Short problem:
An exact copy of every record is needed.

Supplied material:
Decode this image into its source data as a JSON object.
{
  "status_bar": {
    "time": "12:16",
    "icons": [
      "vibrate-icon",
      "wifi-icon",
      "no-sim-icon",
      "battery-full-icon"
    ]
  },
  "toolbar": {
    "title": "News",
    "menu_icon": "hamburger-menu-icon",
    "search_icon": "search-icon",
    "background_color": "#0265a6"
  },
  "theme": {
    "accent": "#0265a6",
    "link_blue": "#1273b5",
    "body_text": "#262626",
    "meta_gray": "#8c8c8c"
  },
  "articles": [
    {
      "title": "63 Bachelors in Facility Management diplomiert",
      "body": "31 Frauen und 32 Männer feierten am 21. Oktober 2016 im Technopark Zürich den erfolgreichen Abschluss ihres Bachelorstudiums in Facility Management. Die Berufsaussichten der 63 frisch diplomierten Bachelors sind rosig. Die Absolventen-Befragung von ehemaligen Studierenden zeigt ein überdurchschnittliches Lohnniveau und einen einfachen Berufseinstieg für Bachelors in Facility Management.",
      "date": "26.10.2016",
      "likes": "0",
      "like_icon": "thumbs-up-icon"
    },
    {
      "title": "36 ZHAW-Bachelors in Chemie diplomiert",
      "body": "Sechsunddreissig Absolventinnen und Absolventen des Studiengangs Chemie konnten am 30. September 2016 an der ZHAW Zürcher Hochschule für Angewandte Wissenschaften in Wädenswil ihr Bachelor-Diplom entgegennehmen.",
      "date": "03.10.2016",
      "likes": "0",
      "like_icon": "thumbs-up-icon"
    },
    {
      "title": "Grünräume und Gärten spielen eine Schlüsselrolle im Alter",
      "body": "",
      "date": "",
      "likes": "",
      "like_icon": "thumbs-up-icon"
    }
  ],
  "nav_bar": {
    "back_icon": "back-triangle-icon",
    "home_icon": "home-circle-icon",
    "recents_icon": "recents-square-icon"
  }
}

The completed task:
Decode this image into its source data as a JSON object.
{
  "status_bar": {
    "time": "12:16",
    "icons": [
      "vibrate-icon",
      "wifi-icon",
      "no-sim-icon",
      "battery-full-icon"
    ]
  },
  "toolbar": {
    "title": "News",
    "menu_icon": "hamburger-menu-icon",
    "search_icon": "search-icon",
    "background_color": "#0265a6"
  },
  "theme": {
    "accent": "#0265a6",
    "link_blue": "#1273b5",
    "body_text": "#262626",
    "meta_gray": "#8c8c8c"
  },
  "articles": [
    {
      "title": "63 Bachelors in Facility Management diplomiert",
      "body": "31 Frauen und 32 Männer feierten am 21. Oktober 2016 im Technopark Zürich den erfolgreichen Abschluss ihres Bachelorstudiums in Facility Management. Die Berufsaussichten der 63 frisch diplomierten Bachelors sind rosig. Die Absolventen-Befragung von ehemaligen Studierenden zeigt ein überdurchschnittliches Lohnniveau und einen einfachen Berufseinstieg für Bachelors in Facility Management.",
      "date": "26.10.2016",
      "likes": "0",
      "like_icon": "thumbs-up-icon"
    },
    {
      "title": "36 ZHAW-Bachelors in Chemie diplomiert",
      "body": "Sechsunddreissig Absolventinnen und Absolventen des Studiengangs Chemie konnten am 30. September 2016 an der ZHAW Zürcher Hochschule für Angewandte Wissenschaften in Wädenswil ihr Bachelor-Diplom entgegennehmen.",
      "date": "03.10.2016",
      "likes": "0",
      "like_icon": "thumbs-up-icon"
    },
    {
      "title": "Grünräume und Gärten spielen eine Schlüsselrolle im Alter",
      "body": "",
      "date": "",
      "likes": "",
      "like_icon": "thumbs-up-icon"
    }
  ],
  "nav_bar": {
    "back_icon": "back-triangle-icon",
    "home_icon": "home-circle-icon",
    "recents_icon": "recents-square-icon"
  }
}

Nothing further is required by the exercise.